EXERCISE OBJECTIVE: Return the review of The Mom Test below word for word, in full.

PROVIDED TEXT:
Reading Learning Personal Development

The Mom Test Book Review

At only 116 pages, The Mom Test by Rob Fitzpatrick is a great little book that I wish I had read sooner.

Like much written about lean startup product development and customer development it advocates talking to potential customers before/while developing your product (ideally before).

What is different about this book is how it guides the reader to ask better questions about the customers business and subtly probing their problems in a way that gathers useful, actionable information. It highlights how some types of conversations / questions and responses whilst on the surface sound positive, actually aren't helpful, and can be very misleading!.

(Ego stroking platitudes are not helpful!)

Leave your ego (and leading questions) at the door

Explaining the title of the book..

If you were to ask your mom whether they think your new business idea is a good one, she is (generally) inclined to agree and be supportive, but in business we want the cold hard truth.

In the same way, if you ask questions like "Would you buy a product that did X", you are leading the customer down a very specific line of questioning that may miss other problems in a wider context. It is better to informally get people to share their problems without asking specific direct questions.

Document understanding data

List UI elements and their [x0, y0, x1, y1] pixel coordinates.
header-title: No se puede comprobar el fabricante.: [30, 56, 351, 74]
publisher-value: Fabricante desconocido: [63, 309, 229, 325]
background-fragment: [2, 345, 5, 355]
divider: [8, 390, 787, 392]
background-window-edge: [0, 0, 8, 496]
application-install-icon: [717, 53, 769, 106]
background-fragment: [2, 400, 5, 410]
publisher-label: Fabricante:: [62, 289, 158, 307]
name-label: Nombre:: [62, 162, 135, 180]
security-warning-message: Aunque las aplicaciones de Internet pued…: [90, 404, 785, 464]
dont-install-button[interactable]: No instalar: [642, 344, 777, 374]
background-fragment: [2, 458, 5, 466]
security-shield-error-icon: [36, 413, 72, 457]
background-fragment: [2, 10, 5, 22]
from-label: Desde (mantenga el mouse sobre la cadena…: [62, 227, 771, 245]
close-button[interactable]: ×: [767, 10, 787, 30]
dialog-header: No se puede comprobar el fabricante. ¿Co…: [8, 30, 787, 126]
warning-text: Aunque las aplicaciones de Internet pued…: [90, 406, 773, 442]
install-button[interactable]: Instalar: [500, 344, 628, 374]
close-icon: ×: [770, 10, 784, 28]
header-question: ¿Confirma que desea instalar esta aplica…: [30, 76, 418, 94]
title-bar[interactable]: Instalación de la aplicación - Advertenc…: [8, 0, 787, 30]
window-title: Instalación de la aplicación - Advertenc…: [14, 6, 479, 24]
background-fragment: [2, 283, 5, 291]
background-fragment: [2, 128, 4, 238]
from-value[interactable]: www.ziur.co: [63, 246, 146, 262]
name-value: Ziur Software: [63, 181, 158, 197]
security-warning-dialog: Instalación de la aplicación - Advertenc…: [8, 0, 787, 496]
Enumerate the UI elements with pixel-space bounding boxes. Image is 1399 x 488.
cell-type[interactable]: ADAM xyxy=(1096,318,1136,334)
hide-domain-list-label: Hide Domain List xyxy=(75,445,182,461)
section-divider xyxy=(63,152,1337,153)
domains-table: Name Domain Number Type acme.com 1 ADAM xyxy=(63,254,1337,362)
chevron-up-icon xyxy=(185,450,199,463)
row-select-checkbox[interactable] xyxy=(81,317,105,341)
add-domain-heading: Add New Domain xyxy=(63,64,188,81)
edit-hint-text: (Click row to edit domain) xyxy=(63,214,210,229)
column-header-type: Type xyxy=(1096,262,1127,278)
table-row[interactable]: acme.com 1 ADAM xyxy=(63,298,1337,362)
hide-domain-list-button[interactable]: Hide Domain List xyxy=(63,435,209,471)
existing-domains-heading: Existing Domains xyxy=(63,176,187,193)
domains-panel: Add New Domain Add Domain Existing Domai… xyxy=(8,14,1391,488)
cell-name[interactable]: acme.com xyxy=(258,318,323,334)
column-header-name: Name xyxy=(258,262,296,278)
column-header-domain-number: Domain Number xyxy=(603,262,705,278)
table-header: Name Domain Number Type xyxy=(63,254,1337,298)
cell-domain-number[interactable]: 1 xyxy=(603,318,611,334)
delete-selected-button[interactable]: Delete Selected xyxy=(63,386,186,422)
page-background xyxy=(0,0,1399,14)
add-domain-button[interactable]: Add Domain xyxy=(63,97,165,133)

ANSWER BOX:
Reading Learning Personal Development

The Mom Test Book Review

At only 116 pages, The Mom Test by Rob Fitzpatrick is a great little book that I wish I had read sooner.

Like much written about lean startup product development and customer development it advocates talking to potential customers before/while developing your product (ideally before).

What is different about this book is how it guides the reader to ask better questions about the customers business and subtly probing their problems in a way that gathers useful, actionable information. It highlights how some types of conversations / questions and responses whilst on the surface sound positive, actually aren't helpful, and can be very misleading!.

(Ego stroking platitudes are not helpful!)

Leave your ego (and leading questions) at the door

Explaining the title of the book..

If you were to ask your mom whether they think your new business idea is a good one, she is (generally) inclined to agree and be supportive, but in business we want the cold hard truth.

In the same way, if you ask questions like "Would you buy a product that did X", you are leading the customer down a very specific line of questioning that may miss other problems in a wider context. It is better to informally get people to share their problems without asking specific direct questions.